§ **Exercise instructions**: Copy the rows below word for word, beginning with the line that contains "list-item: exactly xyxy=(569,786,639,809)" and ending with the line that contains "list-item: nicely xyxy=(336,714,392,737)", including both of those lines.

# Start of Dataset records

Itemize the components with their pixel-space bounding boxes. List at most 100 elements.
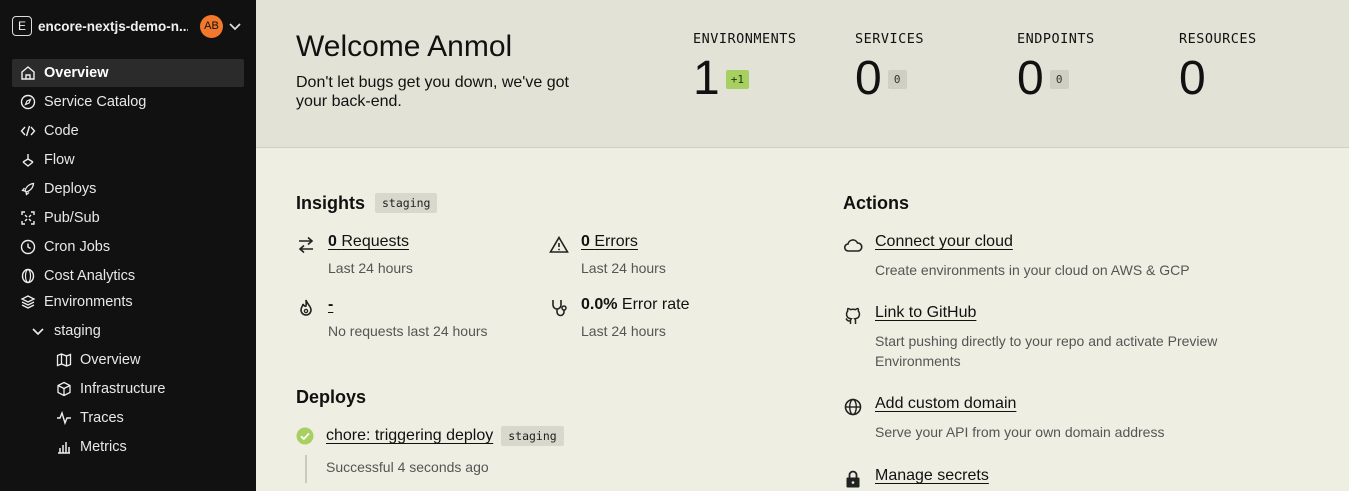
latency-value: - — [328, 296, 334, 313]
stat-label: ENVIRONMENTS — [693, 31, 797, 47]
stat-resources: RESOURCES 0 — [1179, 31, 1339, 107]
metric-latency: - No requests last 24 hours — [296, 296, 536, 346]
sidebar-item-label: Code — [44, 123, 79, 139]
stat-value: 0 — [1179, 52, 1206, 105]
clock-icon — [20, 239, 36, 255]
action-connect-cloud: Connect your cloud Create environments i… — [843, 233, 1263, 283]
stat-value: 0 — [1017, 52, 1044, 105]
sidebar-item-pubsub[interactable]: Pub/Sub — [12, 204, 244, 232]
sidebar-item-code[interactable]: Code — [12, 117, 244, 145]
stat-endpoints: ENDPOINTS 0 0 — [1017, 31, 1177, 107]
pulse-icon — [56, 410, 72, 426]
pubsub-icon — [20, 210, 36, 226]
home-icon — [20, 65, 36, 81]
errors-sub: Last 24 hours — [581, 260, 666, 276]
lock-icon — [846, 470, 860, 488]
latency-link[interactable]: - — [328, 296, 333, 314]
coin-icon — [20, 268, 36, 284]
deploy-title-link[interactable]: chore: triggering deploy — [326, 427, 493, 445]
action-sub: Serve your API from your own domain addr… — [875, 424, 1165, 440]
deploy-item: chore: triggering deploy staging — [296, 426, 564, 446]
errors-link[interactable]: 0 Errors — [581, 233, 638, 251]
deploys-title: Deploys — [296, 387, 367, 407]
sidebar-env-item-traces[interactable]: Traces — [12, 404, 244, 432]
stat-value: 0 — [855, 52, 882, 105]
actions-title: Actions — [843, 193, 910, 213]
sidebar-env-item-infrastructure[interactable]: Infrastructure — [12, 375, 244, 403]
app-switcher[interactable]: E encore-nextjs-demo-n... AB — [12, 14, 244, 38]
box-icon — [56, 381, 72, 397]
error-rate-label: Error rate — [621, 296, 690, 313]
sidebar-item-service-catalog[interactable]: Service Catalog — [12, 88, 244, 116]
error-rate-sub: Last 24 hours — [581, 323, 666, 339]
sidebar-env-label: staging — [54, 323, 101, 339]
action-title[interactable]: Connect your cloud — [875, 233, 1013, 251]
metric-errors: 0 Errors Last 24 hours — [549, 233, 789, 283]
sidebar-item-environments[interactable]: Environments — [12, 288, 244, 316]
sidebar-item-label: Pub/Sub — [44, 210, 100, 226]
flow-icon — [20, 152, 36, 168]
sidebar-item-label: Traces — [80, 410, 124, 426]
sidebar-item-flow[interactable]: Flow — [12, 146, 244, 174]
app-name: encore-nextjs-demo-n... — [38, 18, 188, 34]
metric-error-rate: 0.0% Error rate Last 24 hours — [549, 296, 789, 346]
arrows-swap-icon — [298, 236, 314, 254]
sidebar-item-cost-analytics[interactable]: Cost Analytics — [12, 262, 244, 290]
sidebar-env-item-metrics[interactable]: Metrics — [12, 433, 244, 461]
warning-icon — [549, 235, 569, 253]
error-rate-main: 0.0% Error rate — [581, 296, 690, 314]
deploy-timeline-line — [305, 455, 307, 483]
rocket-icon — [20, 181, 36, 197]
errors-count: 0 — [581, 233, 590, 250]
action-title[interactable]: Link to GitHub — [875, 304, 976, 322]
stat-value: 1 — [693, 52, 720, 105]
stat-label: SERVICES — [855, 31, 925, 47]
stat-label: ENDPOINTS — [1017, 31, 1095, 47]
stat-badge: 0 — [887, 69, 907, 89]
sidebar-item-label: Service Catalog — [44, 94, 147, 110]
action-sub: Start pushing directly to your repo and … — [875, 333, 1218, 369]
action-title[interactable]: Add custom domain — [875, 395, 1016, 413]
sidebar: E encore-nextjs-demo-n... AB Overview Se… — [0, 0, 256, 491]
code-icon — [20, 123, 36, 139]
map-icon — [56, 352, 72, 368]
sidebar-env-item-overview[interactable]: Overview — [12, 346, 244, 374]
sidebar-item-label: Environments — [44, 294, 133, 310]
errors-label: Errors — [594, 233, 638, 250]
stat-badge: +1 — [725, 69, 749, 89]
action-link-github: Link to GitHub Start pushing directly to… — [843, 304, 1263, 374]
metric-requests: 0 Requests Last 24 hours — [296, 233, 536, 283]
compass-icon — [20, 94, 36, 110]
insights-env-tag: staging — [375, 193, 438, 213]
action-manage-secrets: Manage secrets — [843, 467, 1263, 491]
sidebar-item-label: Flow — [44, 152, 75, 168]
layers-icon — [20, 294, 36, 310]
requests-link[interactable]: 0 Requests — [328, 233, 409, 251]
bar-chart-icon — [56, 439, 72, 455]
requests-sub: Last 24 hours — [328, 260, 413, 276]
sidebar-item-label: Infrastructure — [80, 381, 166, 397]
requests-count: 0 — [328, 233, 337, 250]
page-title: Welcome Anmol — [296, 30, 513, 63]
sidebar-item-cron-jobs[interactable]: Cron Jobs — [12, 233, 244, 261]
stat-label: RESOURCES — [1179, 31, 1257, 47]
sidebar-item-deploys[interactable]: Deploys — [12, 175, 244, 203]
stat-environments: ENVIRONMENTS 1 +1 — [693, 31, 853, 107]
sidebar-env-staging[interactable]: staging — [12, 317, 244, 345]
chevron-down-icon[interactable] — [228, 19, 242, 33]
stethoscope-icon — [552, 300, 567, 317]
stat-services: SERVICES 0 0 — [855, 31, 1015, 107]
sidebar-item-overview[interactable]: Overview — [12, 59, 244, 87]
flame-icon — [300, 299, 312, 316]
action-sub: Create environments in your cloud on AWS… — [875, 262, 1190, 278]
sidebar-item-label: Cron Jobs — [44, 239, 111, 255]
app-logo: E — [12, 16, 32, 36]
sidebar-item-label: Overview — [80, 352, 141, 368]
requests-label: Requests — [341, 233, 409, 250]
action-title[interactable]: Manage secrets — [875, 467, 989, 485]
sidebar-item-label: Cost Analytics — [44, 268, 136, 284]
avatar[interactable]: AB — [200, 14, 223, 38]
github-icon — [845, 307, 861, 324]
sidebar-item-label: Deploys — [44, 181, 97, 197]
check-circle-icon — [296, 427, 314, 445]
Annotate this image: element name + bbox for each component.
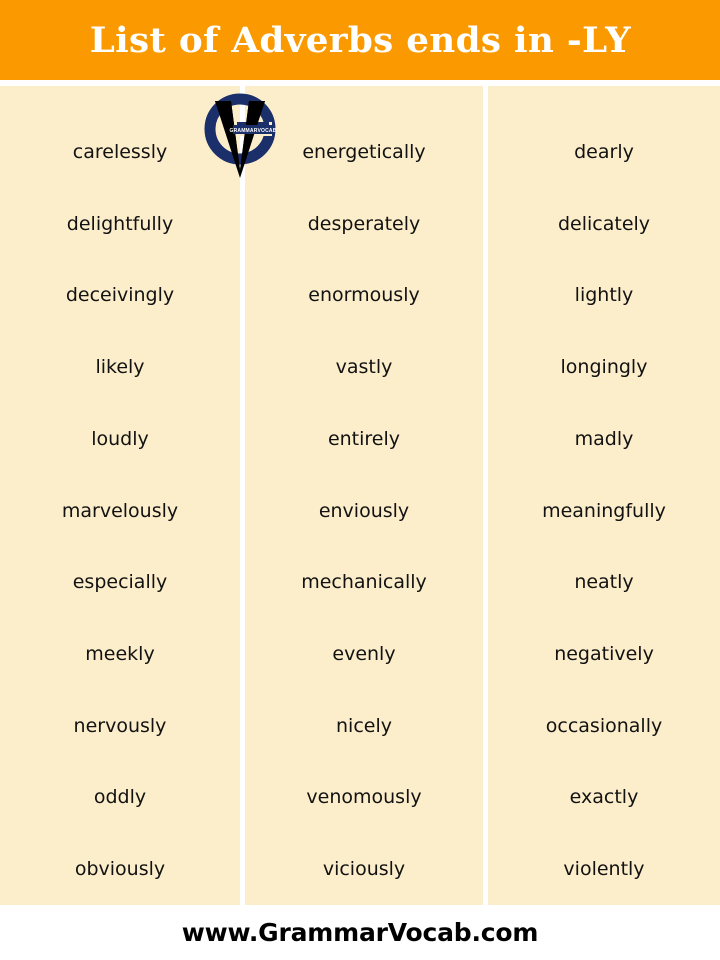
list-item: exactly xyxy=(569,786,639,809)
list-item: deceivingly xyxy=(65,284,175,307)
list-item: vastly xyxy=(335,356,393,379)
list-item: enviously xyxy=(318,499,410,522)
list-item: especially xyxy=(72,571,168,594)
list-item: entirely xyxy=(327,427,401,450)
list-item: viciously xyxy=(322,858,406,881)
list-item: mechanically xyxy=(301,571,427,594)
list-item: nicely xyxy=(336,714,392,737)
website-url: www.GrammarVocab.com xyxy=(181,918,539,947)
list-item: energetically xyxy=(302,140,426,163)
list-item: dearly xyxy=(574,140,634,163)
list-item: loudly xyxy=(91,427,149,450)
list-item: marvelously xyxy=(61,499,179,522)
list-item: madly xyxy=(574,427,634,450)
list-item: occasionally xyxy=(545,714,663,737)
list-item: longingly xyxy=(560,356,648,379)
list-item: violently xyxy=(563,858,645,881)
list-item: oddly xyxy=(93,786,147,809)
list-item: negatively xyxy=(554,643,654,665)
list-item: delightfully xyxy=(66,212,174,235)
list-item: carelessly xyxy=(72,140,168,163)
list-item: desperately xyxy=(307,212,421,235)
list-item: meekly xyxy=(85,643,155,665)
word-list-panel: carelessly delightfully deceivingly like… xyxy=(0,86,720,905)
footer: www.GrammarVocab.com xyxy=(0,905,720,960)
list-item: meaningfully xyxy=(542,499,666,522)
word-column-1: carelessly delightfully deceivingly like… xyxy=(0,86,240,905)
word-column-2: energetically desperately enormously vas… xyxy=(245,86,483,905)
list-item: enormously xyxy=(308,284,420,307)
adverbs-list-page: List of Adverbs ends in -LY carelessly d… xyxy=(0,0,720,960)
page-title: List of Adverbs ends in -LY xyxy=(89,19,631,61)
header-banner: List of Adverbs ends in -LY xyxy=(0,0,720,80)
list-item: obviously xyxy=(74,858,166,881)
list-item: lightly xyxy=(574,284,634,307)
list-item: venomously xyxy=(306,786,422,809)
list-item: delicately xyxy=(557,212,651,235)
list-item: neatly xyxy=(574,571,634,594)
list-item: likely xyxy=(95,356,145,379)
list-item: nervously xyxy=(73,714,167,737)
list-item: evenly xyxy=(332,643,396,665)
word-column-3: dearly delicately lightly longingly madl… xyxy=(488,86,720,905)
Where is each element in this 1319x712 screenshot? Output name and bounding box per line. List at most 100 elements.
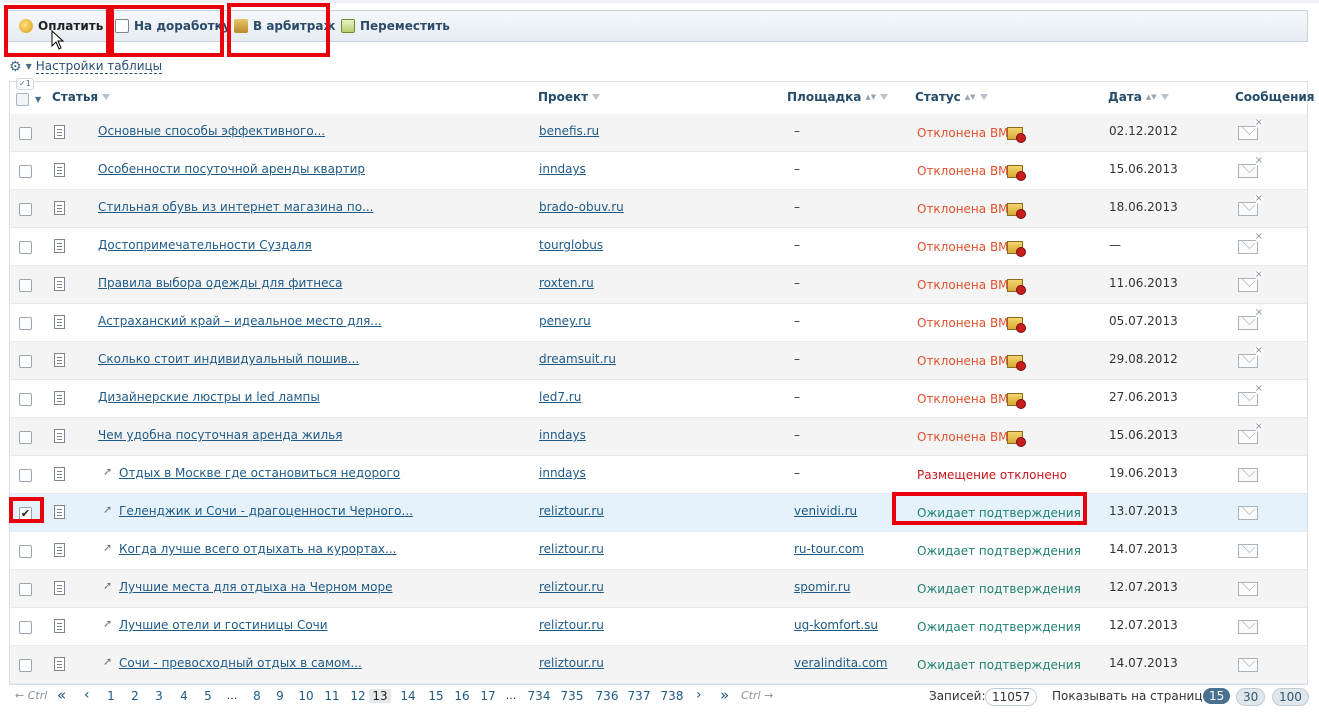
sort-icon[interactable]: ▲▼ <box>1146 93 1157 101</box>
message-envelope-icon[interactable] <box>1238 658 1258 672</box>
message-envelope-icon[interactable] <box>1238 384 1264 406</box>
arbitrage-warning-icon[interactable] <box>1007 431 1026 447</box>
row-checkbox[interactable] <box>19 279 32 292</box>
table-row[interactable]: Основные способы эффективного... benefis.… <box>10 114 1307 152</box>
article-link[interactable]: Достопримечательности Суздаля <box>98 238 312 252</box>
arbitrage-warning-icon[interactable] <box>1007 127 1026 143</box>
filter-icon[interactable] <box>1160 94 1169 100</box>
platform-link[interactable]: venividi.ru <box>794 504 857 518</box>
next-page-button[interactable]: › <box>696 687 702 703</box>
row-checkbox[interactable] <box>19 431 32 444</box>
arbitrage-warning-icon[interactable] <box>1007 203 1026 219</box>
per-page-option[interactable]: 15 <box>1203 688 1231 704</box>
message-envelope-icon[interactable] <box>1238 506 1258 520</box>
arbitrage-warning-icon[interactable] <box>1007 165 1026 181</box>
project-link[interactable]: inndays <box>539 428 586 442</box>
page-number[interactable]: 8 <box>250 689 264 703</box>
table-row[interactable]: Сколько стоит индивидуальный пошив... dre… <box>10 342 1307 380</box>
sort-icon[interactable]: ▲▼ <box>865 93 876 101</box>
header-date[interactable]: Дата ▲▼ <box>1108 90 1169 104</box>
message-envelope-icon[interactable] <box>1238 194 1264 216</box>
article-link[interactable]: Геленджик и Сочи - драгоценности Черного… <box>119 504 413 518</box>
page-number[interactable]: 2 <box>128 689 142 703</box>
message-envelope-icon[interactable] <box>1238 422 1264 444</box>
arbitrage-warning-icon[interactable] <box>1007 317 1026 333</box>
first-page-button[interactable]: « <box>57 686 66 704</box>
row-checkbox[interactable] <box>19 469 32 482</box>
table-row[interactable]: Правила выбора одежды для фитнеса roxten.… <box>10 266 1307 304</box>
sort-icon[interactable]: ▲▼ <box>965 93 976 101</box>
project-link[interactable]: brado-obuv.ru <box>539 200 624 214</box>
article-link[interactable]: Отдых в Москве где остановиться недорого <box>119 466 400 480</box>
page-number[interactable]: 9 <box>273 689 287 703</box>
page-number[interactable]: 17 <box>478 689 498 703</box>
table-row[interactable]: Стильная обувь из интернет магазина по..… <box>10 190 1307 228</box>
arbitrage-warning-icon[interactable] <box>1007 241 1026 257</box>
project-link[interactable]: roxten.ru <box>539 276 594 290</box>
page-number[interactable]: 14 <box>398 689 418 703</box>
row-checkbox[interactable] <box>19 165 32 178</box>
project-link[interactable]: tourglobus <box>539 238 603 252</box>
filter-icon[interactable] <box>592 94 601 100</box>
arbitrage-warning-icon[interactable] <box>1007 393 1026 409</box>
article-link[interactable]: Сочи - превосходный отдых в самом... <box>119 656 362 670</box>
header-article[interactable]: Статья <box>52 90 111 104</box>
row-checkbox[interactable] <box>19 659 32 672</box>
article-link[interactable]: Лучшие отели и гостиницы Сочи <box>119 618 328 632</box>
article-link[interactable]: Основные способы эффективного... <box>98 124 325 138</box>
arbitrage-button[interactable]: В арбитраж <box>234 11 335 41</box>
project-link[interactable]: dreamsuit.ru <box>539 352 616 366</box>
page-number[interactable]: 11 <box>322 689 342 703</box>
project-link[interactable]: benefis.ru <box>539 124 599 138</box>
row-checkbox[interactable] <box>19 545 32 558</box>
table-row[interactable]: ➚ Отдых в Москве где остановиться недорог… <box>10 456 1307 494</box>
table-row[interactable]: Чем удобна посуточная аренда жилья innday… <box>10 418 1307 456</box>
per-page-option[interactable]: 30 <box>1236 688 1266 706</box>
platform-link[interactable]: veralindita.com <box>794 656 888 670</box>
page-number[interactable]: 10 <box>296 689 316 703</box>
message-envelope-icon[interactable] <box>1238 118 1264 140</box>
row-checkbox[interactable] <box>19 241 32 254</box>
article-link[interactable]: Лучшие места для отдыха на Черном море <box>119 580 392 594</box>
prev-page-button[interactable]: ‹ <box>84 687 90 703</box>
project-link[interactable]: led7.ru <box>539 390 581 404</box>
article-link[interactable]: Дизайнерские люстры и led лампы <box>98 390 320 404</box>
table-settings[interactable]: ⚙ ▼ Настройки таблицы <box>9 59 163 74</box>
platform-link[interactable]: spomir.ru <box>794 580 850 594</box>
page-number[interactable]: 5 <box>201 689 215 703</box>
last-page-button[interactable]: » <box>720 686 729 704</box>
message-envelope-icon[interactable] <box>1238 308 1264 330</box>
page-number[interactable]: 734 <box>526 689 552 703</box>
article-link[interactable]: Особенности посуточной аренды квартир <box>98 162 365 176</box>
row-checkbox[interactable] <box>19 203 32 216</box>
article-link[interactable]: Когда лучше всего отдыхать на курортах..… <box>119 542 396 556</box>
arbitrage-warning-icon[interactable] <box>1007 355 1026 371</box>
page-number[interactable]: 15 <box>426 689 446 703</box>
table-row[interactable]: Дизайнерские люстры и led лампы led7.ru – О… <box>10 380 1307 418</box>
chevron-down-icon[interactable]: ▼ <box>35 95 41 104</box>
project-link[interactable]: reliztour.ru <box>539 618 604 632</box>
row-checkbox[interactable] <box>19 317 32 330</box>
table-row[interactable]: Особенности посуточной аренды квартир inn… <box>10 152 1307 190</box>
article-link[interactable]: Правила выбора одежды для фитнеса <box>98 276 342 290</box>
page-number[interactable]: 13 <box>369 689 391 703</box>
page-number[interactable]: 4 <box>177 689 191 703</box>
page-number[interactable]: 736 <box>594 689 620 703</box>
header-platform[interactable]: Площадка ▲▼ <box>787 90 889 104</box>
message-envelope-icon[interactable] <box>1238 620 1258 634</box>
arbitrage-warning-icon[interactable] <box>1007 279 1026 295</box>
filter-icon[interactable] <box>102 94 111 100</box>
project-link[interactable]: reliztour.ru <box>539 542 604 556</box>
filter-icon[interactable] <box>979 94 988 100</box>
message-envelope-icon[interactable] <box>1238 582 1258 596</box>
rework-button[interactable]: На доработку <box>115 11 231 41</box>
page-number[interactable]: 16 <box>452 689 472 703</box>
message-envelope-icon[interactable] <box>1238 156 1264 178</box>
row-checkbox[interactable] <box>19 621 32 634</box>
filter-icon[interactable] <box>880 94 889 100</box>
message-envelope-icon[interactable] <box>1238 346 1264 368</box>
message-envelope-icon[interactable] <box>1238 270 1264 292</box>
page-number[interactable]: 735 <box>559 689 585 703</box>
row-checkbox[interactable] <box>19 393 32 406</box>
table-row[interactable]: ➚ Лучшие места для отдыха на Черном море r… <box>10 570 1307 608</box>
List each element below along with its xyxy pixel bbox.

# End of Dataset records

§ **Expected output**:
list-item: exactly xyxy=(569,786,639,809)
list-item: deceivingly xyxy=(65,284,175,307)
list-item: vastly xyxy=(335,356,393,379)
list-item: enviously xyxy=(318,499,410,522)
list-item: especially xyxy=(72,571,168,594)
list-item: entirely xyxy=(327,427,401,450)
list-item: viciously xyxy=(322,858,406,881)
list-item: mechanically xyxy=(301,571,427,594)
list-item: nicely xyxy=(336,714,392,737)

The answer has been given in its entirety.